» **Task requirements**: Under this task are some entries; return every one of them exactly.

[Dataset items]
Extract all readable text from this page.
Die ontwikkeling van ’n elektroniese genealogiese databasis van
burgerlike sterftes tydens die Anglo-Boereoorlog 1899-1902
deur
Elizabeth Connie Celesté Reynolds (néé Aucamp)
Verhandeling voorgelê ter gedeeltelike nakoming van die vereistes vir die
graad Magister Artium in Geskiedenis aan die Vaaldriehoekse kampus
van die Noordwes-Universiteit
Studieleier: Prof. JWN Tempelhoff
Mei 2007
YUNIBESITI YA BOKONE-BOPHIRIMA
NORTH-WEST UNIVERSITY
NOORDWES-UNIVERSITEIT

» **Solution for this task**:
Extract all readable text from this page.
Die ontwikkeling van ’n elektroniese genealogiese databasis van
burgerlike sterftes tydens die Anglo-Boereoorlog 1899-1902
deur
Elizabeth Connie Celesté Reynolds (néé Aucamp)
Verhandeling voorgelê ter gedeeltelike nakoming van die vereistes vir die
graad Magister Artium in Geskiedenis aan die Vaaldriehoekse kampus
van die Noordwes-Universiteit
Studieleier: Prof. JWN Tempelhoff
Mei 2007
YUNIBESITI YA BOKONE-BOPHIRIMA
NORTH-WEST UNIVERSITY
NOORDWES-UNIVERSITEIT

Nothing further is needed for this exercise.